Problem:
Pull out every line of the material that contains the string "signal". Match case exactly.

Records shown:
========================

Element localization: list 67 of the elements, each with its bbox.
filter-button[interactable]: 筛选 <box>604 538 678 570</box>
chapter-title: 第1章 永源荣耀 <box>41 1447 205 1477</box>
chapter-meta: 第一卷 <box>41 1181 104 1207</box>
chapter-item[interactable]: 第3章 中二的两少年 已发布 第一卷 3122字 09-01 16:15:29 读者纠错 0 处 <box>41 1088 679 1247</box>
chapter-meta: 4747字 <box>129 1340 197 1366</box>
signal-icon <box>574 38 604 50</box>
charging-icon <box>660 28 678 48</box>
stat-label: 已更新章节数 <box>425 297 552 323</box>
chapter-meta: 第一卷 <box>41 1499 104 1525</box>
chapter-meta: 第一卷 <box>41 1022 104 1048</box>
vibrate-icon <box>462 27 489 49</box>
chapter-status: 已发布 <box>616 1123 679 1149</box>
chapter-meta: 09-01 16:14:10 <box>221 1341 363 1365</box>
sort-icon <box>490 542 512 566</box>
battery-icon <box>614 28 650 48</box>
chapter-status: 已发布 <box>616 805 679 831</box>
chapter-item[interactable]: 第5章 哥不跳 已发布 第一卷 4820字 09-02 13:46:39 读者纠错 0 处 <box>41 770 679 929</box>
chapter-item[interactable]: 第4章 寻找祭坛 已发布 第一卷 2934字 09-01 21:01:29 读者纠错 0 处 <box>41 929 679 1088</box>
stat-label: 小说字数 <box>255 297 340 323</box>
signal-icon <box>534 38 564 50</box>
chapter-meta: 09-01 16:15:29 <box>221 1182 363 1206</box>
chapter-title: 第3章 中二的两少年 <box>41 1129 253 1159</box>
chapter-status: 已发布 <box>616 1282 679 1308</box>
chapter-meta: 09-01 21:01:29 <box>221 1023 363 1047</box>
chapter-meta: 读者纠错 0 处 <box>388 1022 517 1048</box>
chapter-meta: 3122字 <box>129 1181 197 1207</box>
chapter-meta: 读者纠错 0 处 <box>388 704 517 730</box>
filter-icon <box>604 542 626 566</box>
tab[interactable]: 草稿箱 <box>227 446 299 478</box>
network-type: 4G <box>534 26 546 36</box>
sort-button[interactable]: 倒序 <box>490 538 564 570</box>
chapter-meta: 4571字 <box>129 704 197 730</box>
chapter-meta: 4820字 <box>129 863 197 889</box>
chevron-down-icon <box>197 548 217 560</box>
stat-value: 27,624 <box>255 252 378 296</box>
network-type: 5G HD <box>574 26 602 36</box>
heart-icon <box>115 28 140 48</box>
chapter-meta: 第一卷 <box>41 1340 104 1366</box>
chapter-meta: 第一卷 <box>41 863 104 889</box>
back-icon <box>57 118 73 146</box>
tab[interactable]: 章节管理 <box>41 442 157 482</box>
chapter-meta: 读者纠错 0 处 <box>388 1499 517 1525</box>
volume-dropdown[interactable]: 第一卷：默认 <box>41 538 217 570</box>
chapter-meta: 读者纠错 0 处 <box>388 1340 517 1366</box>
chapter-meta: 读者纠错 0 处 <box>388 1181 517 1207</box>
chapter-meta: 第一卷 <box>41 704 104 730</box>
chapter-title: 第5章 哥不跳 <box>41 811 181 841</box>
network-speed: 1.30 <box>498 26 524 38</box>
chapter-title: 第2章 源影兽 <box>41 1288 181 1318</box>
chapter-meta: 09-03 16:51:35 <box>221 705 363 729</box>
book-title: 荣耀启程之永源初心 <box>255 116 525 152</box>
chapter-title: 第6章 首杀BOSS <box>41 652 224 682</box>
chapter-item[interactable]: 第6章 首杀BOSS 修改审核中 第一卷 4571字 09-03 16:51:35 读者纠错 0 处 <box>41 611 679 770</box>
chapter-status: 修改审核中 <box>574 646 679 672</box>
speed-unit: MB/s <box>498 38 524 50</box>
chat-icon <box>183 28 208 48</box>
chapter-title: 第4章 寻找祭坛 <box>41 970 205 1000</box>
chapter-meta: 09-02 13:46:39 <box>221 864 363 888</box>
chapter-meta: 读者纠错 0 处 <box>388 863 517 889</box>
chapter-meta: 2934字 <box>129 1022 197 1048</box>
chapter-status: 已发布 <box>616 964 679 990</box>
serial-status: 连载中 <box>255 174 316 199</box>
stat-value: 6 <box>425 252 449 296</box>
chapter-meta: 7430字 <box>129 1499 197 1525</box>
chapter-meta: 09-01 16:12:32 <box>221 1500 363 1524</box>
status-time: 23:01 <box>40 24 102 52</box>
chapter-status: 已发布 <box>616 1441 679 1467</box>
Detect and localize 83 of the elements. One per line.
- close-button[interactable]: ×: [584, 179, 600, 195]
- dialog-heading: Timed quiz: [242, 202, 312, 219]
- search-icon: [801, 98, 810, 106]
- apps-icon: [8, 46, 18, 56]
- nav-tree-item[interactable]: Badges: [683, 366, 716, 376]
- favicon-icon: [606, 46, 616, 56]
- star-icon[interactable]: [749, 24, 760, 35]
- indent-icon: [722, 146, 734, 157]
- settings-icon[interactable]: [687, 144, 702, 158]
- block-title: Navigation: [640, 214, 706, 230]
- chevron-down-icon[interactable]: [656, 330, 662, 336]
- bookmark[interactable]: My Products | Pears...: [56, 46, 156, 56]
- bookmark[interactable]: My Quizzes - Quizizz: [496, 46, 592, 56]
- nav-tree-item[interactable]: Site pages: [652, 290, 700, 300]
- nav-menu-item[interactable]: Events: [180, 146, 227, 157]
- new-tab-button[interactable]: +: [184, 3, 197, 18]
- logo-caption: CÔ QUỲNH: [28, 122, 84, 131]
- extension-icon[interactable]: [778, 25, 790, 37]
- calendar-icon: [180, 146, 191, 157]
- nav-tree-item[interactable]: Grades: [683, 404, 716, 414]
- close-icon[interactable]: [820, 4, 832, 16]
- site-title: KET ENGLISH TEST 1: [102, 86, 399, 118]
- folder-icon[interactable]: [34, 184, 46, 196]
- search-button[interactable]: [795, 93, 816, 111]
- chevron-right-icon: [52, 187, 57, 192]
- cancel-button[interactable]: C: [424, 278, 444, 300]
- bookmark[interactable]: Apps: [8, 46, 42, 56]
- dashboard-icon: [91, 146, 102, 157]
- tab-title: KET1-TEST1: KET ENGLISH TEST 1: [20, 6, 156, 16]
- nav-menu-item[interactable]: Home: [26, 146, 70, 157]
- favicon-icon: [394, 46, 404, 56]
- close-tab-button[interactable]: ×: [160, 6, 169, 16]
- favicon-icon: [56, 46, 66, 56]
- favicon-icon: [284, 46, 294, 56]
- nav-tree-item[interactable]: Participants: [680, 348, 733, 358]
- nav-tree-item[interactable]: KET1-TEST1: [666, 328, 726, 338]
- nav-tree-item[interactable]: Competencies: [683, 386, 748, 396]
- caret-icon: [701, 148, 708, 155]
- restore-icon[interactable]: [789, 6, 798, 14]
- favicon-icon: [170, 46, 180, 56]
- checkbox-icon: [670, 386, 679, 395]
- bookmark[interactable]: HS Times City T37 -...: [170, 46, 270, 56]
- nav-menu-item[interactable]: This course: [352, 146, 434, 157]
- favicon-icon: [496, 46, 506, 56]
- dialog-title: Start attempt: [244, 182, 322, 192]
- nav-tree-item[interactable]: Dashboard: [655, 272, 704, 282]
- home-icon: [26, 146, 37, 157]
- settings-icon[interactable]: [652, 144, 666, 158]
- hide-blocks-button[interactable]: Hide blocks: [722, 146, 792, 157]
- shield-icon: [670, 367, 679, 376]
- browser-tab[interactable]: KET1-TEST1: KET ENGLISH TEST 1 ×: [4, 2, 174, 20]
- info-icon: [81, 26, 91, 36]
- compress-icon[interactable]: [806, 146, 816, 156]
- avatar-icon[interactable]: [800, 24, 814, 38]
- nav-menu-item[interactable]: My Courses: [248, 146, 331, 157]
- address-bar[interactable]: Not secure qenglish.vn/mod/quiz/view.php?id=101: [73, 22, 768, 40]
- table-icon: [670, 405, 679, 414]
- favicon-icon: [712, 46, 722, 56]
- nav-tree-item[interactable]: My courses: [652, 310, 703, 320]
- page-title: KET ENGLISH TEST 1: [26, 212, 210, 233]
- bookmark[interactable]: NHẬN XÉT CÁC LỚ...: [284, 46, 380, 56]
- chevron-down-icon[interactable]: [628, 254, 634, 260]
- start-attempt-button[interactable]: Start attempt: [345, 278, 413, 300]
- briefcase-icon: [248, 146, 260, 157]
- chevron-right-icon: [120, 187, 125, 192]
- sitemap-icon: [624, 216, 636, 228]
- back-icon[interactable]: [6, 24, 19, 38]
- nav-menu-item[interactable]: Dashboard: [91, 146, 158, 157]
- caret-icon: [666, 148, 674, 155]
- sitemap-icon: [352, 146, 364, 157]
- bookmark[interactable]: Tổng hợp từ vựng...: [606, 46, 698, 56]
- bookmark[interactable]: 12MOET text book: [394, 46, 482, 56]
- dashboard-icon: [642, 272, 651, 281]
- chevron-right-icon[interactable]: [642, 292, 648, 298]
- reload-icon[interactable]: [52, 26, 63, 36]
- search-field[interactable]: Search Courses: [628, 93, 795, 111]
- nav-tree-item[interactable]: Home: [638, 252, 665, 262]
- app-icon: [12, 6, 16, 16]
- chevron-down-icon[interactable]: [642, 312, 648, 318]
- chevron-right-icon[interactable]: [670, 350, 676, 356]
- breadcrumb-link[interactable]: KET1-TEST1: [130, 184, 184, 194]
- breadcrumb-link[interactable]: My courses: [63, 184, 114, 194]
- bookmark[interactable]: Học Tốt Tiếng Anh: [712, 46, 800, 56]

========================

Task response:
signal-icon <box>574 38 604 50</box>
signal-icon <box>534 38 564 50</box>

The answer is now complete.